Extract all lines in the data that contain the word "Entwicklung".

MATERIAL PROVIDED:
>> START
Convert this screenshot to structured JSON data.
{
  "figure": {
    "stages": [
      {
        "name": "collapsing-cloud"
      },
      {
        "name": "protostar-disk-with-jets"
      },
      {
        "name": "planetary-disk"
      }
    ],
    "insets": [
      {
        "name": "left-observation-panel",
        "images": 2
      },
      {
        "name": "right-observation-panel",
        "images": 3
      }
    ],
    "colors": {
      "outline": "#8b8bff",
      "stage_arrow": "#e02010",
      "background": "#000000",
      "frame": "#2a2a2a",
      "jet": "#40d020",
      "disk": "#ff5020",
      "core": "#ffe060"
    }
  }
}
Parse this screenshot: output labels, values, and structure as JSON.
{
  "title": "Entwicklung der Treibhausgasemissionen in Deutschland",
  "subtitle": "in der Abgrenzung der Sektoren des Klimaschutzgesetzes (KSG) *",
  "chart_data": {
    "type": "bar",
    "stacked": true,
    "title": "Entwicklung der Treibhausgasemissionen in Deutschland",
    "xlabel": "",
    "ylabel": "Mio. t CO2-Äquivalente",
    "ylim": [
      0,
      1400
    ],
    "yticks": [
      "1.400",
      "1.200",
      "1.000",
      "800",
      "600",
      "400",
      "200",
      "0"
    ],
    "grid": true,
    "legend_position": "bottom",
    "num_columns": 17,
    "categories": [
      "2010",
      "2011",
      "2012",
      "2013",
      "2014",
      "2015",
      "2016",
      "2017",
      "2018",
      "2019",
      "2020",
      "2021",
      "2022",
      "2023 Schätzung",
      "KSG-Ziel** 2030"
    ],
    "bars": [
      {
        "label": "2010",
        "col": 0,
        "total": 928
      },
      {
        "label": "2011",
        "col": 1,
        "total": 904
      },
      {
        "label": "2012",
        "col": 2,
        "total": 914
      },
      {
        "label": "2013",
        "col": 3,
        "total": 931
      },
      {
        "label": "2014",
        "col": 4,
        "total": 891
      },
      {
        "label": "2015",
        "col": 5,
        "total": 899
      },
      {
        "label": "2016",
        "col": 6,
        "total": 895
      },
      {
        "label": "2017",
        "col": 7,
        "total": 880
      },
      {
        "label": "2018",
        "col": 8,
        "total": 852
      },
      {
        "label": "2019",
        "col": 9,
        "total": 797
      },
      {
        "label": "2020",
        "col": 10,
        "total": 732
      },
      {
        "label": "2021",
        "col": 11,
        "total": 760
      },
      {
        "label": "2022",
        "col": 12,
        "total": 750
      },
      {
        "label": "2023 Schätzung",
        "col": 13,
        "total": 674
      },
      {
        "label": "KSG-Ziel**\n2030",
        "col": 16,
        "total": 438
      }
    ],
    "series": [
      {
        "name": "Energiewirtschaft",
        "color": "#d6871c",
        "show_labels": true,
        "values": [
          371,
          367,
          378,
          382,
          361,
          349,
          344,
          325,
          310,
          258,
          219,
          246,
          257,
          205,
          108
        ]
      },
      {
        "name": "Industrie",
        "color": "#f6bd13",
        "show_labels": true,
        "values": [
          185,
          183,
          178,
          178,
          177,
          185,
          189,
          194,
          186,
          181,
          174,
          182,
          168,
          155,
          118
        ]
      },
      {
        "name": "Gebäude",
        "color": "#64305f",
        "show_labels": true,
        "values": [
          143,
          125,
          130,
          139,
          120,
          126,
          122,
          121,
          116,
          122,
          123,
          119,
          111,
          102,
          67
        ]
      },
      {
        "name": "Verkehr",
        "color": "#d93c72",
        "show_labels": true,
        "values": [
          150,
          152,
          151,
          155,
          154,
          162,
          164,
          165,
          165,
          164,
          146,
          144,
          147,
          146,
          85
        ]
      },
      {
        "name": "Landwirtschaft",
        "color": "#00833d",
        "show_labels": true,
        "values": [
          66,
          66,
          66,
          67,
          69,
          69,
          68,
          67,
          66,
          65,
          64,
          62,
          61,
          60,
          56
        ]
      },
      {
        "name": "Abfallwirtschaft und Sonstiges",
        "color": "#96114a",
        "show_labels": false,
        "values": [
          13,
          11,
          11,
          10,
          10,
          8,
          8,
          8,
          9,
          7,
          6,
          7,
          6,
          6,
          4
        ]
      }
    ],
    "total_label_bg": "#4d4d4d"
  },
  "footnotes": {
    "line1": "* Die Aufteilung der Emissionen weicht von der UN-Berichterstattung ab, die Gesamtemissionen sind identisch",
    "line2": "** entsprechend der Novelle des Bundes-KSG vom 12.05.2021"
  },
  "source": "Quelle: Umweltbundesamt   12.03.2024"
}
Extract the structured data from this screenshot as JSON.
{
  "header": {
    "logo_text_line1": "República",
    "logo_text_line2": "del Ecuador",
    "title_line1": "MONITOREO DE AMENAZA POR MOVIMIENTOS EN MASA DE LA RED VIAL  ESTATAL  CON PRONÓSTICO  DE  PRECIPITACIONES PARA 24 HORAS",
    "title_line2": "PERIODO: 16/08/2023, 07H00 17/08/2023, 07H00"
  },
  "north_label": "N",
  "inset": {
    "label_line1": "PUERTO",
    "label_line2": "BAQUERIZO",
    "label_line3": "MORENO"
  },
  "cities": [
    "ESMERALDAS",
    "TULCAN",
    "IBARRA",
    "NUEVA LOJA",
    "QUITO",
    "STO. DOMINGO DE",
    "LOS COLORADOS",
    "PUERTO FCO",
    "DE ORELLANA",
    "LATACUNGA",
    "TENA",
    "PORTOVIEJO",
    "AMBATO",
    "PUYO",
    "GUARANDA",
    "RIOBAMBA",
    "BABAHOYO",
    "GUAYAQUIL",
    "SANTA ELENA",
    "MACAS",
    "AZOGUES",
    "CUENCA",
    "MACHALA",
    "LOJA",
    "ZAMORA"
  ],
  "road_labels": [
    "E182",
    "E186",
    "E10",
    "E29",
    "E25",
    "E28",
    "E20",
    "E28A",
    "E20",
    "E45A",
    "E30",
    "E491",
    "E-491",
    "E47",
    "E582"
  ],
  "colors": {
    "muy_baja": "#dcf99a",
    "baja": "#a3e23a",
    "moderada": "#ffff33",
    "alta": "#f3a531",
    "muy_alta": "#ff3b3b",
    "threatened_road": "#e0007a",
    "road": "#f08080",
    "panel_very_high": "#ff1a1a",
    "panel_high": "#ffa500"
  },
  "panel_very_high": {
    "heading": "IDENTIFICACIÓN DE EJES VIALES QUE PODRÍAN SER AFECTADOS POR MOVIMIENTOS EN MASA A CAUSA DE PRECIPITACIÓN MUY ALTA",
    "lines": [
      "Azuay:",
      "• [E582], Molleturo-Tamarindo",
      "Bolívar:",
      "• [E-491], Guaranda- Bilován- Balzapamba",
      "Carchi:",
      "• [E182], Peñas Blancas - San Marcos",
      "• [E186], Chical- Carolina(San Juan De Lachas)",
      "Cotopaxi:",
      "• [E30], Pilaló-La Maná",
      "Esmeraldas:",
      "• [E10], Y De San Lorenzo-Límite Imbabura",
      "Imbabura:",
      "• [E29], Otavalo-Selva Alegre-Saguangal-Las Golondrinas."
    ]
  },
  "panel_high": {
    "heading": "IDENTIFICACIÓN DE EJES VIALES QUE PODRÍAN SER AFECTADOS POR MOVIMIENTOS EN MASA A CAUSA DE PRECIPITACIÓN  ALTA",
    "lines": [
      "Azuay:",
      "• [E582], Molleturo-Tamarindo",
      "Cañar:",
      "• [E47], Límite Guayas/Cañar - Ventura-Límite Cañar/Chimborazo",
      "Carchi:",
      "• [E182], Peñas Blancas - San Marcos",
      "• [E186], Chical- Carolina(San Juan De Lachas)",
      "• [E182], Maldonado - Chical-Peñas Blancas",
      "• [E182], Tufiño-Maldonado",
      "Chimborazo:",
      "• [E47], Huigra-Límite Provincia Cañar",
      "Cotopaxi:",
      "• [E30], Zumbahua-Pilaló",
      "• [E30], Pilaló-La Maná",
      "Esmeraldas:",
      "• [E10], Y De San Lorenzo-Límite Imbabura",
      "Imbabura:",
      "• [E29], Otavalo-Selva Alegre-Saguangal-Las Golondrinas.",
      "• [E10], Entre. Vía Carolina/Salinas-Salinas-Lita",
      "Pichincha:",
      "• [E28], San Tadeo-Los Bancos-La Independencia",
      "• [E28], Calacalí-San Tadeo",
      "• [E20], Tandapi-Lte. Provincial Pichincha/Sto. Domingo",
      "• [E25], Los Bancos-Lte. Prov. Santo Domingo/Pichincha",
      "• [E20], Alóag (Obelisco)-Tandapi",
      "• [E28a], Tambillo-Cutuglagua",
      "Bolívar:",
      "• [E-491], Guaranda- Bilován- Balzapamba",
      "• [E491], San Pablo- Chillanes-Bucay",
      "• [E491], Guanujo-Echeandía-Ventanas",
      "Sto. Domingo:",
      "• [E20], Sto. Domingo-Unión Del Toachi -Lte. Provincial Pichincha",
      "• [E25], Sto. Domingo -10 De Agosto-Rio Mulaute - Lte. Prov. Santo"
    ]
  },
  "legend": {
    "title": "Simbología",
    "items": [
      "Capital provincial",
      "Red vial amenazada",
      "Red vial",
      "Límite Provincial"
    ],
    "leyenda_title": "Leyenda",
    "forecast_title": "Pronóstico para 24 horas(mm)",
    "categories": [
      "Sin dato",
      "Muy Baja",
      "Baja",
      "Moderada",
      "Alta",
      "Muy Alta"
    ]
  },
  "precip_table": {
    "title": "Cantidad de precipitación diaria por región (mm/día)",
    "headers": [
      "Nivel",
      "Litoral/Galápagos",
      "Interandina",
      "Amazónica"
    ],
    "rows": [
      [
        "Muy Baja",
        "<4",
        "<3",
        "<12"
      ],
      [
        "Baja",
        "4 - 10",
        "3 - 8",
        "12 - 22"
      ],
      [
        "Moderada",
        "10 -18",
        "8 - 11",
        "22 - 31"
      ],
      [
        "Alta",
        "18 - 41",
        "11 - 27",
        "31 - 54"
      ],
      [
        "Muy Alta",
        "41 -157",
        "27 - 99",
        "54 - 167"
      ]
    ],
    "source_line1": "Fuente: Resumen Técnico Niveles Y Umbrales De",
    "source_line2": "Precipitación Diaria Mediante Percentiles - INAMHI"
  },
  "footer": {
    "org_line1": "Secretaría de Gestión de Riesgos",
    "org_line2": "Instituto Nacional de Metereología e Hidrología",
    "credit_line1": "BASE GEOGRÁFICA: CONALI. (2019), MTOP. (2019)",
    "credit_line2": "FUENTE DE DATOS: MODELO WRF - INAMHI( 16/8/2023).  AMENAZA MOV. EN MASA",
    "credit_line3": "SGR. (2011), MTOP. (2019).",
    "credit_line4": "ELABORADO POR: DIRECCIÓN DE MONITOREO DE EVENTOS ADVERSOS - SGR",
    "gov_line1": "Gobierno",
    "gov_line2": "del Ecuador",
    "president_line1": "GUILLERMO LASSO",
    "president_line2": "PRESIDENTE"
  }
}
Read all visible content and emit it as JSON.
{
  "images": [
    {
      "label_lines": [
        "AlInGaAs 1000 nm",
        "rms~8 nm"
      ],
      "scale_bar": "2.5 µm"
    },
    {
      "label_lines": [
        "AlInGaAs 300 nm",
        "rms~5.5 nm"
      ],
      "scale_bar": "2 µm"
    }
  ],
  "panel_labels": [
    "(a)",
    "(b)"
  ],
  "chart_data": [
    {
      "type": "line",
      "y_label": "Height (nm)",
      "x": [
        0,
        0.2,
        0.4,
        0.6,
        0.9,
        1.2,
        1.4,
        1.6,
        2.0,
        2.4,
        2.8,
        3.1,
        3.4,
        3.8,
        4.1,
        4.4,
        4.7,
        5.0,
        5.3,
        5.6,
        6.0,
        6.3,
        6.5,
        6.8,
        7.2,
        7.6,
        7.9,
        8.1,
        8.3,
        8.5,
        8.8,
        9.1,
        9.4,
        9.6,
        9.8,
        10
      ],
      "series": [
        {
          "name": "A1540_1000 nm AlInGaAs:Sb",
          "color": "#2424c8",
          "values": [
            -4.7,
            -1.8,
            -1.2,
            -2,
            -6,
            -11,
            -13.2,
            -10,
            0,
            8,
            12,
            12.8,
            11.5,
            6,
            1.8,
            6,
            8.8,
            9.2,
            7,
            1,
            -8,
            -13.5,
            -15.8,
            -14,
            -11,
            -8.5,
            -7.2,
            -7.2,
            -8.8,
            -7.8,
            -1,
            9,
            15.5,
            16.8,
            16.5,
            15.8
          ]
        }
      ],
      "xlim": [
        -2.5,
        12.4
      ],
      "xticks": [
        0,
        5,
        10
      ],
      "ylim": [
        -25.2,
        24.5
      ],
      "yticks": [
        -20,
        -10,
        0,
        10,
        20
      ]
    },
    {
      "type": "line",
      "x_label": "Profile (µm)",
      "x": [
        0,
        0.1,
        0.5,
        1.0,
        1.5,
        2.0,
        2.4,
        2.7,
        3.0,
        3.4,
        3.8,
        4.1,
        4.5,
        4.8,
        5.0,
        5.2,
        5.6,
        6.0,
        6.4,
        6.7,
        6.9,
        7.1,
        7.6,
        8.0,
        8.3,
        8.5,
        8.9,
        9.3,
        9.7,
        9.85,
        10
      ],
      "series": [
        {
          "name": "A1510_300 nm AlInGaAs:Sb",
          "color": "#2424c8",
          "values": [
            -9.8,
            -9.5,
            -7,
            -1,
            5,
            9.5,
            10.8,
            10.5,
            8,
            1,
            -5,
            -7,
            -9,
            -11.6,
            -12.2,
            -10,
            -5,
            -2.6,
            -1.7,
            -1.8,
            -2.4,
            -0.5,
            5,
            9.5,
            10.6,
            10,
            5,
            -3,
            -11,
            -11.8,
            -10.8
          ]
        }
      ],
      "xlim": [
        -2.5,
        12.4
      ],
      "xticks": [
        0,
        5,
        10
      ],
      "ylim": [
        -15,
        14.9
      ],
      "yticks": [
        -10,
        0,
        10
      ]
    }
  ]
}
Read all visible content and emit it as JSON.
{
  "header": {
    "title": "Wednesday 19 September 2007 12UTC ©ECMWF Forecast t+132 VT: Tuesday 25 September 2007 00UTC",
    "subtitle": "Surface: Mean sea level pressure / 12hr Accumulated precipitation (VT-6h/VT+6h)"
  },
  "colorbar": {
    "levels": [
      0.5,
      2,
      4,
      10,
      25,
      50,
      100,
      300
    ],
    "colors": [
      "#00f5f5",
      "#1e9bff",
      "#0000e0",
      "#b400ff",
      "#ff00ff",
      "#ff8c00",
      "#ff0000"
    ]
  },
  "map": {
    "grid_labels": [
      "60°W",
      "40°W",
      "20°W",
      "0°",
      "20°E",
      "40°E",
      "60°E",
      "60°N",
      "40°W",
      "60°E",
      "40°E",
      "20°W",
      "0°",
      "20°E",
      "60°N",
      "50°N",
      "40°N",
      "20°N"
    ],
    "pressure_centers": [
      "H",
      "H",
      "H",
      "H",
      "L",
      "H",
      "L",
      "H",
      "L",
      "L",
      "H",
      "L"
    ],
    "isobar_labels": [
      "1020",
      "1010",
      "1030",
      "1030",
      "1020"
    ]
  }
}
>> END
FULL ANSWER:
  "title": "Entwicklung der Treibhausgasemissionen in Deutschland",
    "title": "Entwicklung der Treibhausgasemissionen in Deutschland",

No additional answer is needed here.